*WRITTEN INSTRUCTION:* Collect every line of the records below that contains the word "name".
────────
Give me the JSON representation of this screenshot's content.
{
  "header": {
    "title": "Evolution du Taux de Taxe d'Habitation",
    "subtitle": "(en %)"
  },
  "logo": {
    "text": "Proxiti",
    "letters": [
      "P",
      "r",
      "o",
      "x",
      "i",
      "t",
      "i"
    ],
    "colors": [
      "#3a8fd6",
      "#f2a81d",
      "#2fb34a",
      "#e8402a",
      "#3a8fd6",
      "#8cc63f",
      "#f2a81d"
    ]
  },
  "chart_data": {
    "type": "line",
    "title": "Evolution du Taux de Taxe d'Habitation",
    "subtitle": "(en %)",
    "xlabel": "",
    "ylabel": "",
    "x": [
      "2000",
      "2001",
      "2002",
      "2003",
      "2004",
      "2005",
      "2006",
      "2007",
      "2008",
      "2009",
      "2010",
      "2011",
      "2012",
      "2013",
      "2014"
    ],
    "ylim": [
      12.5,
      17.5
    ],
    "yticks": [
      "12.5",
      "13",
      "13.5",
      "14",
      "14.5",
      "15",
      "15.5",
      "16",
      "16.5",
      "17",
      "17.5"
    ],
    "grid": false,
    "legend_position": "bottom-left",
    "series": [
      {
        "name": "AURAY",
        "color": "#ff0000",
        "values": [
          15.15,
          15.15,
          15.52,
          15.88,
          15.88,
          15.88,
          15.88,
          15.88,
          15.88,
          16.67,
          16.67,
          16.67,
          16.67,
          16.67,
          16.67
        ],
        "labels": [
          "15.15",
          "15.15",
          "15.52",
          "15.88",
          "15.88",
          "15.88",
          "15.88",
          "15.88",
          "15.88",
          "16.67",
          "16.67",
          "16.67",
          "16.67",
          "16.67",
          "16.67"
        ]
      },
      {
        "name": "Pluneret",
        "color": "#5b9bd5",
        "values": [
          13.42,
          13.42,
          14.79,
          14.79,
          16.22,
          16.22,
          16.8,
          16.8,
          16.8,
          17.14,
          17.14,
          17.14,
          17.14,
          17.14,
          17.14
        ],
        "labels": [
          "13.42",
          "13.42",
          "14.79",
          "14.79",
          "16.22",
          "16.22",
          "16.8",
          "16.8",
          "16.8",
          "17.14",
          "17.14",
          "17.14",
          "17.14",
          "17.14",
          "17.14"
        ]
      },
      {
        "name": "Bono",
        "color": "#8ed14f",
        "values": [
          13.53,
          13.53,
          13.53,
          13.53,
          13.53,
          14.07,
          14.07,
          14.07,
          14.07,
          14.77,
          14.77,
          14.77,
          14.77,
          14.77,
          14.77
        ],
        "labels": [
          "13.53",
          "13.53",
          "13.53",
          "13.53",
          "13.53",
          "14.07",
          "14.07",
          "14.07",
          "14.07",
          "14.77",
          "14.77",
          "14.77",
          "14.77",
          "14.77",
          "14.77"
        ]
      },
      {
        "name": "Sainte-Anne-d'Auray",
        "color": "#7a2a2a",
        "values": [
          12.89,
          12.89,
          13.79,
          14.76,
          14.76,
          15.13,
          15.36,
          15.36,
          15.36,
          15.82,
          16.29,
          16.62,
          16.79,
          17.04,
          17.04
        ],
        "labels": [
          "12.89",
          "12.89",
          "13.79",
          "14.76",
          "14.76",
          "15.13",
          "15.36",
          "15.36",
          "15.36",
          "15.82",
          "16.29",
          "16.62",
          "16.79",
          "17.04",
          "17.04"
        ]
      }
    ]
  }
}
────────
*FULL OUTPUT:*
        "name": "AURAY",
        "name": "Pluneret",
        "name": "Bono",
        "name": "Sainte-Anne-d'Auray",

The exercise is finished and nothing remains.